— START OF TASK MATERIAL —

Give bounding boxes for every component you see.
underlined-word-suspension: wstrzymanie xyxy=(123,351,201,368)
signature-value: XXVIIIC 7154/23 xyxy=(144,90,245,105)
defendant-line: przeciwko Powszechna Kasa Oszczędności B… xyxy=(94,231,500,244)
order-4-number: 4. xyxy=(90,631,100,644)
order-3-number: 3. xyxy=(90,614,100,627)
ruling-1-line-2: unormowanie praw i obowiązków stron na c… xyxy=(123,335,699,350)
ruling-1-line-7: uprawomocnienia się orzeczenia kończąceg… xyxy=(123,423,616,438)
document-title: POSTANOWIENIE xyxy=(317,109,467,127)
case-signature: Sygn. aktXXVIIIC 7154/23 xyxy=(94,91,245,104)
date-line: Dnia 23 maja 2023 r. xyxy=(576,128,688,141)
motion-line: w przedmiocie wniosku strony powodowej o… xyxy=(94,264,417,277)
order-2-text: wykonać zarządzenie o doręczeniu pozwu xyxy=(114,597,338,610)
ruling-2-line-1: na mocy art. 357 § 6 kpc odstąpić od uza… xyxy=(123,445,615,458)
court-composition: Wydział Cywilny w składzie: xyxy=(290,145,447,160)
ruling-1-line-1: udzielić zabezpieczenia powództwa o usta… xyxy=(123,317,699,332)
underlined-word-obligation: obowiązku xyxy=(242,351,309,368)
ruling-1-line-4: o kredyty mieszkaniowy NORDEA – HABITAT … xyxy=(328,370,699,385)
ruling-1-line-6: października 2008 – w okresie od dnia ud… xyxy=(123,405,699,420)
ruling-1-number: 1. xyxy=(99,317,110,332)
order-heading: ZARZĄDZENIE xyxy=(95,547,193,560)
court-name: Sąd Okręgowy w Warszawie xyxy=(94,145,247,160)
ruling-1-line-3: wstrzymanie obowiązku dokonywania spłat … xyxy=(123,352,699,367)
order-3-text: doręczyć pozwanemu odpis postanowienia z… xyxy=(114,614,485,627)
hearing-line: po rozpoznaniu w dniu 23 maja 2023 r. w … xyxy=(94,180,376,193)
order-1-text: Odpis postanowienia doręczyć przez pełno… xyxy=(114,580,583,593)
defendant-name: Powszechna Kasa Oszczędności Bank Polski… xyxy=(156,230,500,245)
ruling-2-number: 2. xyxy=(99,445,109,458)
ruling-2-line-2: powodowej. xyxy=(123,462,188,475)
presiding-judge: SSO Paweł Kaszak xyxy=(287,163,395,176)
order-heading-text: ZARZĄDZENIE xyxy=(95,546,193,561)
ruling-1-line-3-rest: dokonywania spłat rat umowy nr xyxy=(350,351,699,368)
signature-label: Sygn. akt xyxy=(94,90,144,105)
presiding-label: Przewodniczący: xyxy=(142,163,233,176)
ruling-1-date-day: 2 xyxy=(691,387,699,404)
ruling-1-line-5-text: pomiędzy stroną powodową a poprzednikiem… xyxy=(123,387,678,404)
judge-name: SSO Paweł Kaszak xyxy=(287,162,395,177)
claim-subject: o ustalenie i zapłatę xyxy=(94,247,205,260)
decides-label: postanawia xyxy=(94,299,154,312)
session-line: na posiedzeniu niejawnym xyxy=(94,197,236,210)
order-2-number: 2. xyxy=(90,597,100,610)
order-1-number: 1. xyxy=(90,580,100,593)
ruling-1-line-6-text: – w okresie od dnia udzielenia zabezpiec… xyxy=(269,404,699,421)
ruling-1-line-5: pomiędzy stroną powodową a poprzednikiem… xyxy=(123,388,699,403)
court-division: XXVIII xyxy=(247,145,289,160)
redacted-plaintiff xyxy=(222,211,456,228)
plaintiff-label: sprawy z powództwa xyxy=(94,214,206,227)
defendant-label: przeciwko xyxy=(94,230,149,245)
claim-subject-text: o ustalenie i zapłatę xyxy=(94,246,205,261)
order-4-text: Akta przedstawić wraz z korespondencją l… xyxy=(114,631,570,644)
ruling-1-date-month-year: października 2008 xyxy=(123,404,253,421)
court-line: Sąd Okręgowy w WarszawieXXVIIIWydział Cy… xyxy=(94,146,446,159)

— END OF TASK MATERIAL —
— START OF TASK MATERIAL —

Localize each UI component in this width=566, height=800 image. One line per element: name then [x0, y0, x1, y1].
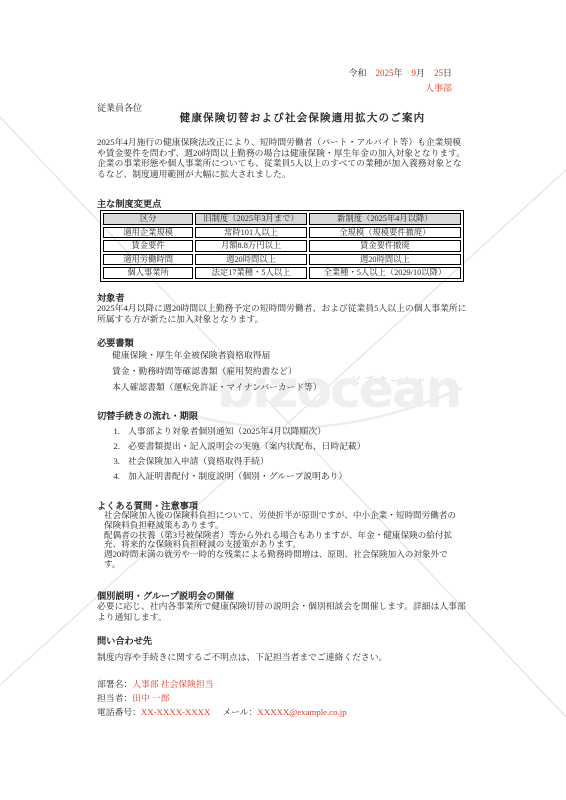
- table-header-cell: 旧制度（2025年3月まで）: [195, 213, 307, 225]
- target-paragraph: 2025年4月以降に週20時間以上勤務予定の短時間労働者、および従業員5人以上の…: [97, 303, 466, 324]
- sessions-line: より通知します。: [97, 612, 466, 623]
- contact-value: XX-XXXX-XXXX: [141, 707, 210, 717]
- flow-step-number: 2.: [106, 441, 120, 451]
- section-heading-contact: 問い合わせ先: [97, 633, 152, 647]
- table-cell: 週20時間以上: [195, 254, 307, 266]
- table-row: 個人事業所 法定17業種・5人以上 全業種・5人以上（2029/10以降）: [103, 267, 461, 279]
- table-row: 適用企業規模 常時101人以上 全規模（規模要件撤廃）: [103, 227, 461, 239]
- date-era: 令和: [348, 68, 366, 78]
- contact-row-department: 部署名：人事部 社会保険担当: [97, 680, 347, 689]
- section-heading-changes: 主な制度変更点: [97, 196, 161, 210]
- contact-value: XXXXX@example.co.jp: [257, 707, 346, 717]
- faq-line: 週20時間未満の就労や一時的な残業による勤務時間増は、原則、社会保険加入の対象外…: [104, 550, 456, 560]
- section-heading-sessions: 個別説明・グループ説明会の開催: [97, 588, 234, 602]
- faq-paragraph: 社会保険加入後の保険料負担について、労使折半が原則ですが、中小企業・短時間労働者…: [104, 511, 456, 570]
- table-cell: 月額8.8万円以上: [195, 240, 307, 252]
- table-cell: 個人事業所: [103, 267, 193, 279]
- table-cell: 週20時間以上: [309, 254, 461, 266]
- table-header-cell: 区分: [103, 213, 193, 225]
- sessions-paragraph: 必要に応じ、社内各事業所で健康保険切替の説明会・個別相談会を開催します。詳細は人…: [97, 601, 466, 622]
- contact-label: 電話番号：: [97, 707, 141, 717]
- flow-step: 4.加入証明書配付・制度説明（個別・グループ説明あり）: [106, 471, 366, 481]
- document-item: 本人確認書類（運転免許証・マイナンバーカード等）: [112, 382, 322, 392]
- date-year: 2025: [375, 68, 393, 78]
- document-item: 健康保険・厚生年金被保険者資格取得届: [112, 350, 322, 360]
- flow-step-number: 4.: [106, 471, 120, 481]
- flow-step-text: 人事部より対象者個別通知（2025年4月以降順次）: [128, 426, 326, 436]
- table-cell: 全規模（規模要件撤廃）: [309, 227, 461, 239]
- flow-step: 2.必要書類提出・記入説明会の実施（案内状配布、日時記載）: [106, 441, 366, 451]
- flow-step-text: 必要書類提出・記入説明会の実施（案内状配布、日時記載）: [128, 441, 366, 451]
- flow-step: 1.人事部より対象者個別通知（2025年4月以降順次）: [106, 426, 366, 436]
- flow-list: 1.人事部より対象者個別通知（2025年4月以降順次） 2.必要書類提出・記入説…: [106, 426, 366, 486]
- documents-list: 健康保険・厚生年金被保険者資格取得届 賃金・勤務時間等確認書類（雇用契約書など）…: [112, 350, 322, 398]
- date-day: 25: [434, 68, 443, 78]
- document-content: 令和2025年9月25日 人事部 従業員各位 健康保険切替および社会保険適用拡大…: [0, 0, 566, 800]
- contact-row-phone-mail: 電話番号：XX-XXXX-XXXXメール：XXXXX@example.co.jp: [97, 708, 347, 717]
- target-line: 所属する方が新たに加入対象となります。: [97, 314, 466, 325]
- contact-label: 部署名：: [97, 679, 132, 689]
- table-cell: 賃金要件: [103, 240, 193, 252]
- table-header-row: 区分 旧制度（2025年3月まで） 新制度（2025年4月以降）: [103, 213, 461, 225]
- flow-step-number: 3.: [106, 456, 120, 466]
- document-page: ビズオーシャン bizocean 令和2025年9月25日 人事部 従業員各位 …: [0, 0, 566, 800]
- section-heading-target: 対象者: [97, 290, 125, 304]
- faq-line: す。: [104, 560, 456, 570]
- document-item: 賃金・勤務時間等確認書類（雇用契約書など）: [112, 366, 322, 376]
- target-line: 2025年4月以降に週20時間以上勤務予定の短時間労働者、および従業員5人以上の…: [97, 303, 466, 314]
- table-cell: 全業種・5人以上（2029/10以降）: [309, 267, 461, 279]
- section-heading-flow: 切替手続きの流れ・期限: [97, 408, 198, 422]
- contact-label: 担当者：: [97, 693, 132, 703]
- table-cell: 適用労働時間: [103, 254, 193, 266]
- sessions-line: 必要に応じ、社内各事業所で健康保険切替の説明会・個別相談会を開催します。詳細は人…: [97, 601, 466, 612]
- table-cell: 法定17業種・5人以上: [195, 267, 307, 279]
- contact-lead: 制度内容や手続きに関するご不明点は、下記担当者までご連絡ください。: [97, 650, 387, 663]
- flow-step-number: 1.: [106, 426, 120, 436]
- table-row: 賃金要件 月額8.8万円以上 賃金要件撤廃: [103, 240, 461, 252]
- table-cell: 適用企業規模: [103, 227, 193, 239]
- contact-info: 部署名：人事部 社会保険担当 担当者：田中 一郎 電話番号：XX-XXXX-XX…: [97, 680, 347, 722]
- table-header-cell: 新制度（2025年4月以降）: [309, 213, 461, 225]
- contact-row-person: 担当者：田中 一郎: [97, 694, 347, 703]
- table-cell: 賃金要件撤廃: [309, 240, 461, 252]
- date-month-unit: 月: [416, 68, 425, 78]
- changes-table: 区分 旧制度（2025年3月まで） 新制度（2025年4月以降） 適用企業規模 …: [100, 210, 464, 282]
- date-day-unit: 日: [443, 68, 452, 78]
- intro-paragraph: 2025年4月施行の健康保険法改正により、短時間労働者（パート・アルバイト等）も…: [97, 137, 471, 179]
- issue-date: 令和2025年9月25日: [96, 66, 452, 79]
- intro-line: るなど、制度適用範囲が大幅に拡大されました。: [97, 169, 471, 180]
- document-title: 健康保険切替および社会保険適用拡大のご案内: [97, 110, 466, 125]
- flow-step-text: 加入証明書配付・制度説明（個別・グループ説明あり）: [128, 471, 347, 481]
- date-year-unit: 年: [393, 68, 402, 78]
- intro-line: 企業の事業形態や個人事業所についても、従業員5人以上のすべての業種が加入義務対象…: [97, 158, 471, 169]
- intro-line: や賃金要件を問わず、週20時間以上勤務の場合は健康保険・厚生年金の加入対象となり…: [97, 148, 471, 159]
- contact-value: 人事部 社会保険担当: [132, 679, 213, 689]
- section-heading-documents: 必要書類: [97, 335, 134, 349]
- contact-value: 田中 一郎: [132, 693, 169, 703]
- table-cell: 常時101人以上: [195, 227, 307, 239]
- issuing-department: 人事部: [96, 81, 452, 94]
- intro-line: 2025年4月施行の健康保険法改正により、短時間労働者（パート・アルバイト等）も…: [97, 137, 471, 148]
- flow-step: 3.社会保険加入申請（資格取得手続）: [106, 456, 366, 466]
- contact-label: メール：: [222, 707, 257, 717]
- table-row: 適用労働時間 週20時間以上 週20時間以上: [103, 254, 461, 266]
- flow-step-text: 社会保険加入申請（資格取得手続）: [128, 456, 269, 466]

— END OF TASK MATERIAL —

▸ **STATED PROBLEM**: Reproduce the records above verbatim, beginning at the line that contains "Give bounding boxes" and stopping after the line that contains "ruling-2-line-1: na mocy".

▸ **ANSWER IN FULL**:
Give bounding boxes for every component you see.
underlined-word-suspension: wstrzymanie xyxy=(123,351,201,368)
signature-value: XXVIIIC 7154/23 xyxy=(144,90,245,105)
defendant-line: przeciwko Powszechna Kasa Oszczędności B… xyxy=(94,231,500,244)
order-4-number: 4. xyxy=(90,631,100,644)
order-3-number: 3. xyxy=(90,614,100,627)
ruling-1-line-2: unormowanie praw i obowiązków stron na c… xyxy=(123,335,699,350)
ruling-1-line-7: uprawomocnienia się orzeczenia kończąceg… xyxy=(123,423,616,438)
document-title: POSTANOWIENIE xyxy=(317,109,467,127)
case-signature: Sygn. aktXXVIIIC 7154/23 xyxy=(94,91,245,104)
date-line: Dnia 23 maja 2023 r. xyxy=(576,128,688,141)
motion-line: w przedmiocie wniosku strony powodowej o… xyxy=(94,264,417,277)
order-2-text: wykonać zarządzenie o doręczeniu pozwu xyxy=(114,597,338,610)
ruling-2-line-1: na mocy art. 357 § 6 kpc odstąpić od uza… xyxy=(123,445,615,458)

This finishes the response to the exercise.